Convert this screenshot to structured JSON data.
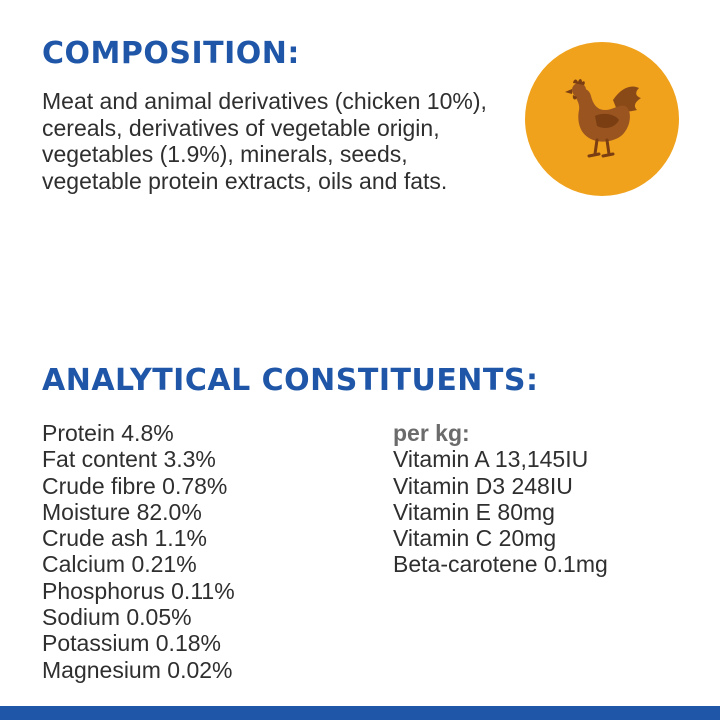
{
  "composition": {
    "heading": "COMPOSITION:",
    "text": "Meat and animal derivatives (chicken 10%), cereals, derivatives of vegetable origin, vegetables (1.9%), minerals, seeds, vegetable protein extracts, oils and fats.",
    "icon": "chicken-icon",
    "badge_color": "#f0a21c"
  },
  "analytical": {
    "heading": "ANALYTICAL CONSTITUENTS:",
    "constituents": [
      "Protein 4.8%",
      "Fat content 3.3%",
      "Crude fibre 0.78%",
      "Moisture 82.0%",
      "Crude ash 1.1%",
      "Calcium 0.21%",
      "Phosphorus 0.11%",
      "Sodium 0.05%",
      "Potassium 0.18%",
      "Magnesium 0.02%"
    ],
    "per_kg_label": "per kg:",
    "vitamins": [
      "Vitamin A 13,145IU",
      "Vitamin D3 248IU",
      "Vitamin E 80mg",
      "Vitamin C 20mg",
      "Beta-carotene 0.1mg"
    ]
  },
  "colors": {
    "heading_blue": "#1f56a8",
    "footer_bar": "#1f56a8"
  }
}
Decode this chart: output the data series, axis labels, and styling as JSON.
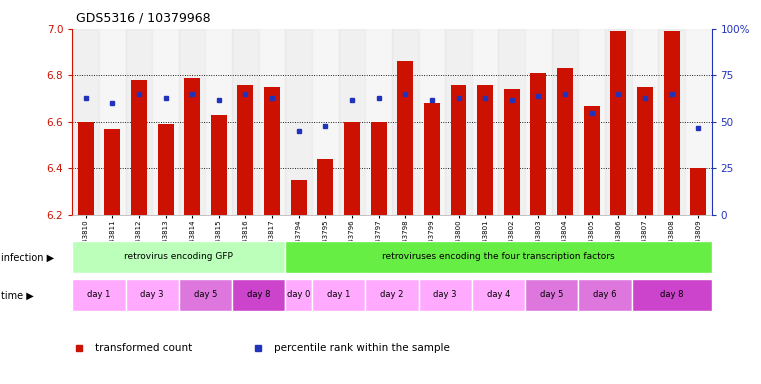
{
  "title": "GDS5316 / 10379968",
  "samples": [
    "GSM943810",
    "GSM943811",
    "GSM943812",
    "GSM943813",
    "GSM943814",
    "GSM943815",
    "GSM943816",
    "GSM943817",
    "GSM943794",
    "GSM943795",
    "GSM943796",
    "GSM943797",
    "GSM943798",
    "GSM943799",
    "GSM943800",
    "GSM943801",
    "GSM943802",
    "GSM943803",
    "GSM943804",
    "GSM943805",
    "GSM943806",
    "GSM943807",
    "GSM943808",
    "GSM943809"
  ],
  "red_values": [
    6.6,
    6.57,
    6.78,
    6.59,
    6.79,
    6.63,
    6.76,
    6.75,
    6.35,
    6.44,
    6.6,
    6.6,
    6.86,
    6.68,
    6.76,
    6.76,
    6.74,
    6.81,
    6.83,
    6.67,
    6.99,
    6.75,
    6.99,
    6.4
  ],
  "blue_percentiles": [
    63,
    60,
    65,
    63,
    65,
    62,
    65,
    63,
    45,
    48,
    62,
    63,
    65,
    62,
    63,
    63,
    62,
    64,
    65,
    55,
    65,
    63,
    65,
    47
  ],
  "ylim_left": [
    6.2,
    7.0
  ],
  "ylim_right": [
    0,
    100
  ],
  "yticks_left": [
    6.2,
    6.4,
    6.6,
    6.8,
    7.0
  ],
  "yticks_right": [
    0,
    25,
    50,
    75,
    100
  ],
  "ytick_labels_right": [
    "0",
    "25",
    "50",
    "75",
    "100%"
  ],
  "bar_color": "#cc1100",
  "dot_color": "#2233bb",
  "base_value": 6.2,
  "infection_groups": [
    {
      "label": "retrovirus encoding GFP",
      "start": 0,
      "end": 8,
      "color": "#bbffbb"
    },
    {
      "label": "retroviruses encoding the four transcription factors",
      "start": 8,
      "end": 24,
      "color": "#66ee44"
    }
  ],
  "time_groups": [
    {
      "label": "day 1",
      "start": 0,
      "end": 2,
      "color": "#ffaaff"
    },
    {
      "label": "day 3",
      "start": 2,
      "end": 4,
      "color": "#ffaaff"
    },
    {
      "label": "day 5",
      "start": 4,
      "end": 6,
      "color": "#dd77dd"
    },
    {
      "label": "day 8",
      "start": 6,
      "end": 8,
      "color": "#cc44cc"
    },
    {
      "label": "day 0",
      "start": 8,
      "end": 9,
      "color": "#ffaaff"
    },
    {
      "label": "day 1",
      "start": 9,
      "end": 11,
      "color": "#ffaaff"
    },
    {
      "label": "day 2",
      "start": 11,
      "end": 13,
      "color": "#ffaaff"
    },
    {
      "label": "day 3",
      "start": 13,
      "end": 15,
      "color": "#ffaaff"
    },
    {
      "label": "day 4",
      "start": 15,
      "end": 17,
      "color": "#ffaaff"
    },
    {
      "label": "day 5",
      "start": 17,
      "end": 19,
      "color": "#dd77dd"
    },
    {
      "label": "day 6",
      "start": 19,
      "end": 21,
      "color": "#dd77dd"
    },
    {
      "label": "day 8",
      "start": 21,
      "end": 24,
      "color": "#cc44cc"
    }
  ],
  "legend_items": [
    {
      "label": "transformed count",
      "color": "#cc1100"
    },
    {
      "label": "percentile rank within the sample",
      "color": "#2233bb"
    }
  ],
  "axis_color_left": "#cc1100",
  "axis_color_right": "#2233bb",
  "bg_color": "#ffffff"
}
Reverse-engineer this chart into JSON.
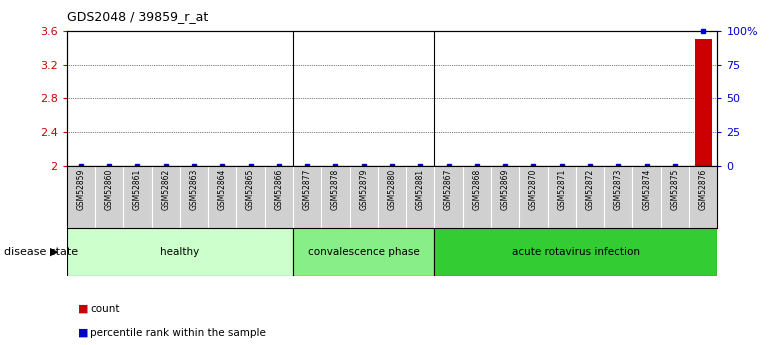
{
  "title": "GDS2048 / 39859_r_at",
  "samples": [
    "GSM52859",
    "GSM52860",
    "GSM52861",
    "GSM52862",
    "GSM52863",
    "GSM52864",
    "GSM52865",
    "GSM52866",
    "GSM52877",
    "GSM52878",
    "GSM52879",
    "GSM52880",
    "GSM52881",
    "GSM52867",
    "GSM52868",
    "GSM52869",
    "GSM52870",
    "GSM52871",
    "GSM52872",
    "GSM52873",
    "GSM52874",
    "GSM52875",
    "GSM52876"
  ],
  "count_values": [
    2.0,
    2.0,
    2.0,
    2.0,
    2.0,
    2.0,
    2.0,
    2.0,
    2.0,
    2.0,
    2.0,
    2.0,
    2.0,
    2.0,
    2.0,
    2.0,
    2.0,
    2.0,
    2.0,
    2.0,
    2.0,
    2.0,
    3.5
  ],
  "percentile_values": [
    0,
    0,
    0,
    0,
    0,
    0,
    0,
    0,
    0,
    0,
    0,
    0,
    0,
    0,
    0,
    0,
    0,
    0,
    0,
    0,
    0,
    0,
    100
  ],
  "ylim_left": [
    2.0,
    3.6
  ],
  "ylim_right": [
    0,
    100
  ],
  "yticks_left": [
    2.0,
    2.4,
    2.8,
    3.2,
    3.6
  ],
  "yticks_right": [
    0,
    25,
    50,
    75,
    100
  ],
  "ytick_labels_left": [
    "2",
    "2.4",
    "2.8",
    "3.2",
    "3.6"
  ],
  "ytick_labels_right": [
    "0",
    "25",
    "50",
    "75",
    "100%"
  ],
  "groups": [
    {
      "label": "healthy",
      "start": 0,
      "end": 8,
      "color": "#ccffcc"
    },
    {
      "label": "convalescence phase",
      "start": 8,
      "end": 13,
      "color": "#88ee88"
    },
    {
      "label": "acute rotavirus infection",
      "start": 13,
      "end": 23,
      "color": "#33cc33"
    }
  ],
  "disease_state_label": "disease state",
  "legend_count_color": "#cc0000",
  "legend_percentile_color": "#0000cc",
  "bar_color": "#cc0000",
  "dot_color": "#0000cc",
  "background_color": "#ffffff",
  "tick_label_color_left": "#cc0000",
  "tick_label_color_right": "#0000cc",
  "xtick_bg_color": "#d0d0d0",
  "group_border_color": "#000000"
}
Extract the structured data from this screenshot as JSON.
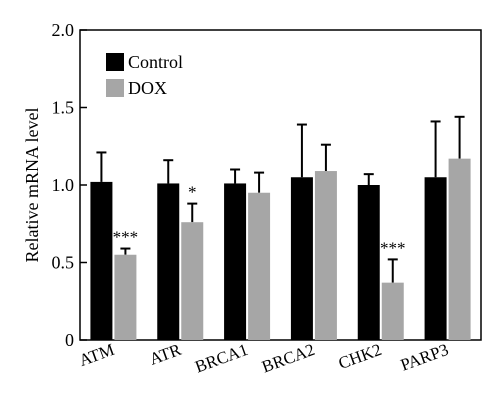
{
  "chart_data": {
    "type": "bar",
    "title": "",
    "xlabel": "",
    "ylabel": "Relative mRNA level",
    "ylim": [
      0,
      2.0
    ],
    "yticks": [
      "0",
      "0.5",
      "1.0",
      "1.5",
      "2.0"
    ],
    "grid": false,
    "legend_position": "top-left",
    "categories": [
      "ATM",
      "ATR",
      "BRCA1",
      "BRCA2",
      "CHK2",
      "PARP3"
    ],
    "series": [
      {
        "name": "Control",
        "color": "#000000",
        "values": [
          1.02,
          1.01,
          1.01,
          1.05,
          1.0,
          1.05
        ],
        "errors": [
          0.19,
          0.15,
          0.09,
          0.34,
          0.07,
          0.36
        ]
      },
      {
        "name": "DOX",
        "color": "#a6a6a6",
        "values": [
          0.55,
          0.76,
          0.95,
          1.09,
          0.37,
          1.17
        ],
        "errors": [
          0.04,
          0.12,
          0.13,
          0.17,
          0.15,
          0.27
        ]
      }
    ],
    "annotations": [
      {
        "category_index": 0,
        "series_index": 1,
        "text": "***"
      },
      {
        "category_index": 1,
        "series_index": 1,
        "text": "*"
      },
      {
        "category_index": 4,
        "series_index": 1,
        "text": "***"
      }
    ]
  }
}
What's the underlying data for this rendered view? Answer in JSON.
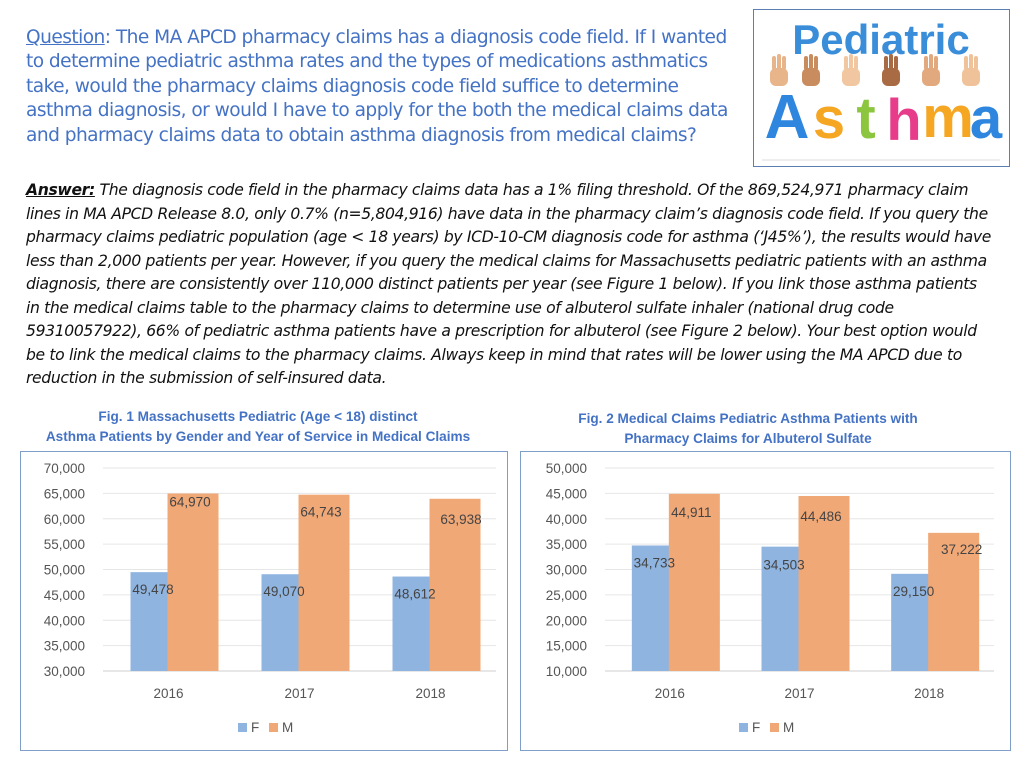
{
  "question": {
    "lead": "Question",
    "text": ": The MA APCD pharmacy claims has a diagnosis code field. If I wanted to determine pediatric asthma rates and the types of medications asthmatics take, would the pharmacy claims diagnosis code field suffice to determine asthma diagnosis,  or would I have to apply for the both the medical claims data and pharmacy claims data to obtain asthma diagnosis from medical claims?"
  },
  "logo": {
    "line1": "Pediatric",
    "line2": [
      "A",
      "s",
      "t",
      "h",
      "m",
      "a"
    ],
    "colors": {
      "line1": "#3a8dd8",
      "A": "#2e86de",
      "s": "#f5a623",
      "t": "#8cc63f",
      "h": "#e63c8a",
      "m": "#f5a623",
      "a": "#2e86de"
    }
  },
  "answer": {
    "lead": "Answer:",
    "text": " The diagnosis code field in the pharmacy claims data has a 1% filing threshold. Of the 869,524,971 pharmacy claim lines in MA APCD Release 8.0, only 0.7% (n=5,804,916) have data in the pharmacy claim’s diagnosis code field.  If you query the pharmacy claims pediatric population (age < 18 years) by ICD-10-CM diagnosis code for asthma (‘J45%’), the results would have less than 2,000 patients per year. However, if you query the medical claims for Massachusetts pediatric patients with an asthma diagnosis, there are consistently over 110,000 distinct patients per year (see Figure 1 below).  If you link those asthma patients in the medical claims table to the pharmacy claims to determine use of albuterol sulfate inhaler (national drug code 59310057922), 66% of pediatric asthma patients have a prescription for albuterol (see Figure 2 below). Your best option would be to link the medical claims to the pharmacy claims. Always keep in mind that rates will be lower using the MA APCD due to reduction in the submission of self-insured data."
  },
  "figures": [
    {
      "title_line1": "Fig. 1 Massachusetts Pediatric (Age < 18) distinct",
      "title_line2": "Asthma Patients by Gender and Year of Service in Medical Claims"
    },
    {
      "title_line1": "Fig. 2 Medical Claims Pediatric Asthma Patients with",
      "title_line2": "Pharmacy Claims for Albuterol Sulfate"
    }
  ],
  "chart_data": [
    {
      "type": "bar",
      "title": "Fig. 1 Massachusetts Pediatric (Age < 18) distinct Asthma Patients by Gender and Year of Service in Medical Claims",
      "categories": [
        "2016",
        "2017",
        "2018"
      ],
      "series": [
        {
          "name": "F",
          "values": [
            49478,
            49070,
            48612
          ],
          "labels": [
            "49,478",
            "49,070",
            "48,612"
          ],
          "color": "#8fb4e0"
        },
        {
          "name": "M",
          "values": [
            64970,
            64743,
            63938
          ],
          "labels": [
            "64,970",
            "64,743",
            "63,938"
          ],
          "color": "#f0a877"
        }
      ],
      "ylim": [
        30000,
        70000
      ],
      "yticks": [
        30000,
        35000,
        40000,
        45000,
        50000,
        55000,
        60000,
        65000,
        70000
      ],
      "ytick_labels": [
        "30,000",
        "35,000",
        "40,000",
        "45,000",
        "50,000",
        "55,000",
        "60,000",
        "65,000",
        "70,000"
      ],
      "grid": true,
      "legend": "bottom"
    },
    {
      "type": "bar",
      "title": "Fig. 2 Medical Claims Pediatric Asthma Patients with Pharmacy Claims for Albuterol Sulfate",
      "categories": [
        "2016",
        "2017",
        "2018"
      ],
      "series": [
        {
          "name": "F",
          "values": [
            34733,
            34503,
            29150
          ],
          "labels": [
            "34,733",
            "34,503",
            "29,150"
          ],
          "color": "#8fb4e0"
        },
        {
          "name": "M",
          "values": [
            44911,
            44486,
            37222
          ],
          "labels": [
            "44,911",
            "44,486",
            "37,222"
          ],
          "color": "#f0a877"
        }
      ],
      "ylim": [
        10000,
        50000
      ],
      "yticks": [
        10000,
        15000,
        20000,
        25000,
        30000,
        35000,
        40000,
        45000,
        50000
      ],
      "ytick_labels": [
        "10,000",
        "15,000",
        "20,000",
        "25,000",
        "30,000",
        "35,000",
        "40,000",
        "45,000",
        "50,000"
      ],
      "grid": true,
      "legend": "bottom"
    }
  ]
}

★ ★ ★ ★

* _WORK REQUEST_
Using the listing above, show each line with the word "ffffff" in it.

* _TASK RESPONSE_
  "bg_color": "#ffffff"
  "background_color": "#ffffff",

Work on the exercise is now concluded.